**Material for this exercise:**
============================================================

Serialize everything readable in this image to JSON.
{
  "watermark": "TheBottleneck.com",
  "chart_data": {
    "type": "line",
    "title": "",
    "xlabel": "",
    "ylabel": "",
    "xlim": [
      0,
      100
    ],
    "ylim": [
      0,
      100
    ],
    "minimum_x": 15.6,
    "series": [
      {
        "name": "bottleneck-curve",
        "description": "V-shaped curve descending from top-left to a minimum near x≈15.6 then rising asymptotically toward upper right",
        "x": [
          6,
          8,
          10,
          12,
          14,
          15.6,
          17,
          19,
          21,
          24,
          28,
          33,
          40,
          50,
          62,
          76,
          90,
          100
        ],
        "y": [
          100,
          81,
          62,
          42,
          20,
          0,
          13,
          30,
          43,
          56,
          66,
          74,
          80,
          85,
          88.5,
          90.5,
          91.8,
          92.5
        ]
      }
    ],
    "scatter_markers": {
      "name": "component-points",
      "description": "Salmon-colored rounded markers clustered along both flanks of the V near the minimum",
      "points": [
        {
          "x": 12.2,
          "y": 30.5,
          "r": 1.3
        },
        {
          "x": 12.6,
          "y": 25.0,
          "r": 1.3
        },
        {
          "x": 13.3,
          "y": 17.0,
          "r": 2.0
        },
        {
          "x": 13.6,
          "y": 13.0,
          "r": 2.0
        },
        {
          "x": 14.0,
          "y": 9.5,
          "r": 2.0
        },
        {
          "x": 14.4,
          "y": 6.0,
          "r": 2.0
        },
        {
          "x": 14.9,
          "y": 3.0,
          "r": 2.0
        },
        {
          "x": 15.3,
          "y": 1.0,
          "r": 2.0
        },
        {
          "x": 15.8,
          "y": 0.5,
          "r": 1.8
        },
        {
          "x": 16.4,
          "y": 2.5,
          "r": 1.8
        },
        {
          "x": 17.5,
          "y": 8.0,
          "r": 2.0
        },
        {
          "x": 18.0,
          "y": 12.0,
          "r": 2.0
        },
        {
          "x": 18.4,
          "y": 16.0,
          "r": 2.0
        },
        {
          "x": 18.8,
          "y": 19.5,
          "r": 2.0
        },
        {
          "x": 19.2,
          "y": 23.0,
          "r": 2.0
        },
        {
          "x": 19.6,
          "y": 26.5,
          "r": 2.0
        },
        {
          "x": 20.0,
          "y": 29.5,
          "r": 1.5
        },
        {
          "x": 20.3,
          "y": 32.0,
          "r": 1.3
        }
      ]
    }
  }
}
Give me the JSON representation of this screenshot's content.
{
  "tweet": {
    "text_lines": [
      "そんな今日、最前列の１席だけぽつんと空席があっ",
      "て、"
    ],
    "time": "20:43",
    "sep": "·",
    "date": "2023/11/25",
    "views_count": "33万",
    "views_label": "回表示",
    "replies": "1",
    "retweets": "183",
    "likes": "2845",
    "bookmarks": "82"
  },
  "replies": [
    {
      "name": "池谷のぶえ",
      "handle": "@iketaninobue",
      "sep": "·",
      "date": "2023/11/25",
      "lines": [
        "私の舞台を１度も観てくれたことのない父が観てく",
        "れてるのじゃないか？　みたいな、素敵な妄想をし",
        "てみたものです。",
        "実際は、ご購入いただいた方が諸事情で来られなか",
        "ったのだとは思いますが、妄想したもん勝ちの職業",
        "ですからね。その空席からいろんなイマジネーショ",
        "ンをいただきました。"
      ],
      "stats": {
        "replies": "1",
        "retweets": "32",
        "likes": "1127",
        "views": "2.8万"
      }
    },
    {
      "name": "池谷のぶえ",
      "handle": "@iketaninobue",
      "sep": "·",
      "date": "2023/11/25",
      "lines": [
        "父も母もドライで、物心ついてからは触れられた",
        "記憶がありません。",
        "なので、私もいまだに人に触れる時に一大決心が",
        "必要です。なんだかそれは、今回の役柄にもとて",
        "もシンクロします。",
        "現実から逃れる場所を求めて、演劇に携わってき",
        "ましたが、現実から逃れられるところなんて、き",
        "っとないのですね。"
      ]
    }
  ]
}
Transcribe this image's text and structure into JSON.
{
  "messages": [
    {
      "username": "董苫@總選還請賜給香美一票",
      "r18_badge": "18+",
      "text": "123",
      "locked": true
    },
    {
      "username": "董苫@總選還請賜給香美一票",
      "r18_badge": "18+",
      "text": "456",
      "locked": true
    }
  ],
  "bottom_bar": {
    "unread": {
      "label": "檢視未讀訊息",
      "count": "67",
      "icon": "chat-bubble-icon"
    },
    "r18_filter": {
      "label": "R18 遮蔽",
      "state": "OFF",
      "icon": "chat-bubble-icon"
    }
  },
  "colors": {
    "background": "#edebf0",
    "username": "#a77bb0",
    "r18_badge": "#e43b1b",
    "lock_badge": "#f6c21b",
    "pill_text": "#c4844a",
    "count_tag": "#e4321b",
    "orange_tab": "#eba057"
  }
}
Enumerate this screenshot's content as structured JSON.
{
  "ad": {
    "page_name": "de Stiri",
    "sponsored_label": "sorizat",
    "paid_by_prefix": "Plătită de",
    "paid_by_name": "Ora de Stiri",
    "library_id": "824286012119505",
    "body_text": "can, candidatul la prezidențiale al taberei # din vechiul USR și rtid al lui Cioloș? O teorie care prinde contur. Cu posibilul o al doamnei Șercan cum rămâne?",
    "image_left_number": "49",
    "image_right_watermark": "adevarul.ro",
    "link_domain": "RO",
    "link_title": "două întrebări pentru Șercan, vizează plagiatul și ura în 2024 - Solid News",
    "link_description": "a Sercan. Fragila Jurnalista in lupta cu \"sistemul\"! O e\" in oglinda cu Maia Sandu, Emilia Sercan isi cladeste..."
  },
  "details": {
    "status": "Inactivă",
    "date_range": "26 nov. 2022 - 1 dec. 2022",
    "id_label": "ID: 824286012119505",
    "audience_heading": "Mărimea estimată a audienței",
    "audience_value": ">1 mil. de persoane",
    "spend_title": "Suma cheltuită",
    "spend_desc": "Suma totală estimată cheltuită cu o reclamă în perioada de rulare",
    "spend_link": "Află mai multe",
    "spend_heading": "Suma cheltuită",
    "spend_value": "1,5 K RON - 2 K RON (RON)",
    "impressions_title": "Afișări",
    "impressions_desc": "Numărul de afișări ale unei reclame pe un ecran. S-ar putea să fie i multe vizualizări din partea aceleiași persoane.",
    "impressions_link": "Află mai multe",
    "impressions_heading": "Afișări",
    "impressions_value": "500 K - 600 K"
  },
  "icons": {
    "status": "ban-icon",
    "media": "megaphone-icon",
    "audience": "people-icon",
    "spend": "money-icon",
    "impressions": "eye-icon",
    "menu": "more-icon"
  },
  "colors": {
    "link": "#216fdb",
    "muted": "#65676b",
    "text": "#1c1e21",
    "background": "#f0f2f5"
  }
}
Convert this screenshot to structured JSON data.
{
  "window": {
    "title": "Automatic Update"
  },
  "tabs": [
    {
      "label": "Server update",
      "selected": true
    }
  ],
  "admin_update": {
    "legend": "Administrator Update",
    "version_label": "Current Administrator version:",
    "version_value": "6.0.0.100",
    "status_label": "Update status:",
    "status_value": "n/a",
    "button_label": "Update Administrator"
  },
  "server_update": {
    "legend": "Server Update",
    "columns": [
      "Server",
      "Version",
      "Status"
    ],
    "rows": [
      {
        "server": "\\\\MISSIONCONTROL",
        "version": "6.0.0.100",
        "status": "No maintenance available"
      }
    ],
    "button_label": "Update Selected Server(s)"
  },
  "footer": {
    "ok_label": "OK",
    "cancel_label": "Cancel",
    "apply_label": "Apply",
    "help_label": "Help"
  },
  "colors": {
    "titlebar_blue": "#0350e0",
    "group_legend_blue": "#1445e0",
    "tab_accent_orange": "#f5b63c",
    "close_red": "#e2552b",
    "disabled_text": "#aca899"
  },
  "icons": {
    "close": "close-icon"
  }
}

============================================================

**Task goal:** Report only how many lines in the listing contain the string "Șercan".

**The reply:** 2